Description of the task
Decide whether each statement below agrees with the text on Ireland and Afghanistan's ICC Full Membership, answering yes or no and quoting the deciding words. 1. The vote at the ICC Full Council passed without any opposition. 2. Shashank Manohar chaired the ICC Membership Committee. 3. Afghanistan became the eleventh Test-playing nation.

Document text
--*--
22 June 2017Ireland and AfghanistanICC Full Membership Decision5 min readSeverity: Moderate

Summary

The ICC granted Full Membership and Test status to Ireland and Afghanistan in 2017, but the lack of guaranteed fixtures and the challenges of sustaining Test cricket raised questions about whether the expansion was genuine or merely symbolic.

Background

The grant of full member status — and with it Test playing rights — to Ireland and Afghanistan by the International Cricket Council in June 2017 was the most significant expansion of the Test-playing community in seventeen years, since Bangladesh's elevation in 2000. The two boards' admission was the product of long campaigns conducted in very different circumstances. Ireland had been the most successful Associate side of the early twenty-first century, qualifying for three consecutive World Cups, beating Pakistan and England at global tournaments, and producing senior international cricketers in Eoin Morgan, Ed Joyce and Boyd Rankin who had been lost to England under residency rules. Afghanistan's rise was more recent and arguably more remarkable, the side having graduated from the World Cricket League's lowest divisions through five promotions in a decade to become a senior international side, with much of its programme conducted in exile in the UAE due to the security situation at home. The 2014 'Big Three' restructuring of the ICC, which had concentrated revenue and decision-making in the BCCI, ECB and Cricket Australia, had stalled both campaigns; the 2016 reversal of that restructuring under chairman Shashank Manohar reopened the path to expansion.

Build-Up

By early 2017, both boards had completed substantial governance, infrastructure and competition criteria reviews under the ICC's revised membership framework. The ICC Membership Committee, chaired by Imran Khwaja of Singapore, examined both applications against criteria covering domestic competition structures, women's cricket programmes, governance, financial reporting and infrastructure. Both applications were recommended for approval. The matter went to the ICC Full Council at the Oval in June 2017 for a final vote requiring a two-thirds majority. The vote was unanimous — every existing full member voted in favour — reflecting both the strength of the two applications and the broader political reset under Manohar's chairmanship. The decision took effect immediately and made Ireland the eleventh and Afghanistan the twelfth Test-playing nation, with both sides committed to playing inaugural Test matches in 2018.
--*--
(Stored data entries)
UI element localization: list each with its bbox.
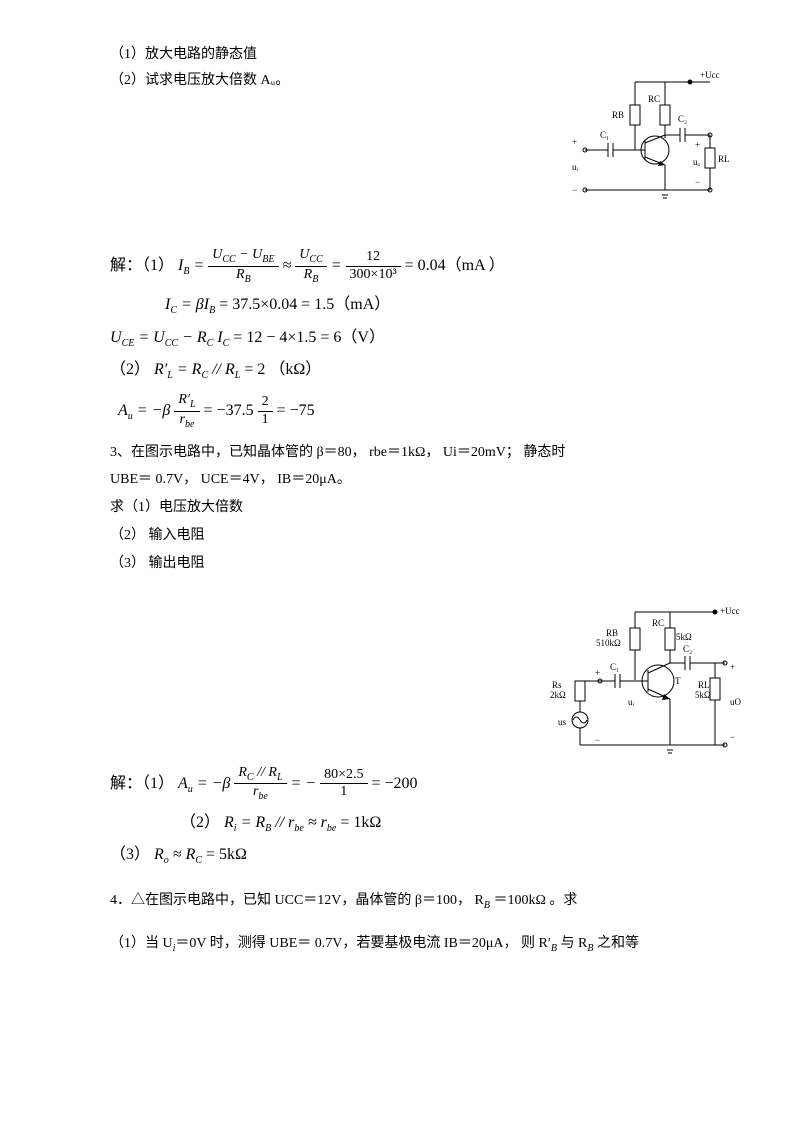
svg-text:2kΩ: 2kΩ: [550, 690, 566, 700]
svg-text:C₁: C₁: [600, 130, 609, 140]
svg-text:+: +: [572, 137, 577, 147]
sol1-eq4: （2） R′L = RC // RL = 2 （kΩ）: [110, 360, 700, 382]
prob3-l5: （3） 输出电阻: [110, 552, 700, 576]
sol1-eq3: UCE = UCC − RC IC = 12 − 4×1.5 = 6（V）: [110, 328, 700, 350]
circuit-diagram-2: +Ucc RB 510kΩ RC 5kΩ T: [540, 600, 740, 760]
svg-text:−: −: [695, 177, 700, 187]
svg-text:+: +: [695, 140, 700, 150]
svg-text:+Ucc: +Ucc: [720, 606, 740, 616]
sol1-eq1: 解：（1） IB = UCC − UBERB ≈ UCCRB = 12300×1…: [110, 247, 700, 286]
prob3-l4: （2） 输入电阻: [110, 524, 700, 548]
svg-text:us: us: [558, 717, 567, 727]
prob4-l1: 4．△在图示电路中，已知 UCC＝12V，晶体管的 β＝100， RB ＝100…: [110, 889, 700, 914]
svg-text:5kΩ: 5kΩ: [695, 690, 711, 700]
svg-text:RL: RL: [718, 154, 730, 164]
prob3-l1: 3、在图示电路中，已知晶体管的 β＝80， rbe＝1kΩ， Ui＝20mV； …: [110, 441, 700, 465]
svg-text:uₒ: uₒ: [693, 157, 701, 167]
prob4-l2: （1）当 Ui＝0V 时，测得 UBE＝ 0.7V，若要基极电流 IB＝20μA…: [110, 932, 700, 957]
svg-text:−: −: [730, 732, 735, 742]
svg-text:5kΩ: 5kΩ: [676, 632, 692, 642]
circuit-diagram-1: +Ucc RB RC: [550, 70, 730, 210]
svg-text:+: +: [595, 668, 600, 678]
svg-text:RL: RL: [698, 680, 710, 690]
sol3-eq3: （3） Ro ≈ RC = 5kΩ: [110, 845, 700, 867]
sol3-eq2: （2） Ri = RB // rbe ≈ rbe = 1kΩ: [180, 813, 700, 835]
svg-text:RC: RC: [652, 618, 664, 628]
svg-text:+: +: [730, 662, 735, 672]
sol1-eq2: IC = βIB = 37.5×0.04 = 1.5（mA）: [165, 295, 700, 317]
svg-text:uO: uO: [730, 697, 742, 707]
sol1-eq5: Au = −β R′Lrbe = −37.5 21 = −75: [118, 392, 700, 431]
svg-text:+Ucc: +Ucc: [700, 70, 720, 80]
intro-l1: （1）放大电路的静态值: [110, 44, 700, 66]
svg-text:−: −: [572, 185, 577, 195]
sol3-eq1: 解：（1） Au = −β RC // RLrbe = − 80×2.51 = …: [110, 765, 700, 804]
svg-text:510kΩ: 510kΩ: [596, 638, 621, 648]
svg-text:−: −: [595, 735, 600, 745]
svg-text:uᵢ: uᵢ: [572, 162, 579, 172]
svg-text:RC: RC: [648, 94, 660, 104]
svg-text:Rs: Rs: [552, 680, 562, 690]
svg-text:RB: RB: [606, 628, 618, 638]
svg-text:RB: RB: [612, 110, 624, 120]
svg-text:T: T: [675, 676, 681, 686]
svg-text:C₂: C₂: [683, 644, 692, 654]
svg-text:uᵢ: uᵢ: [628, 697, 635, 707]
prob3-l3: 求（1）电压放大倍数: [110, 496, 700, 520]
svg-text:C₁: C₁: [610, 662, 619, 672]
prob3-l2: UBE＝ 0.7V， UCE＝4V， IB＝20μA。: [110, 468, 700, 492]
svg-text:C₂: C₂: [678, 114, 687, 124]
--*--
Exercise solution
1. Yes: "The vote was unanimous — every existing full member voted in favour"
2. No: "The ICC Membership Committee, chaired by Imran Khwaja of Singapore"
3. No: "made Ireland the eleventh and Afghanistan the twelfth Test-playing nation"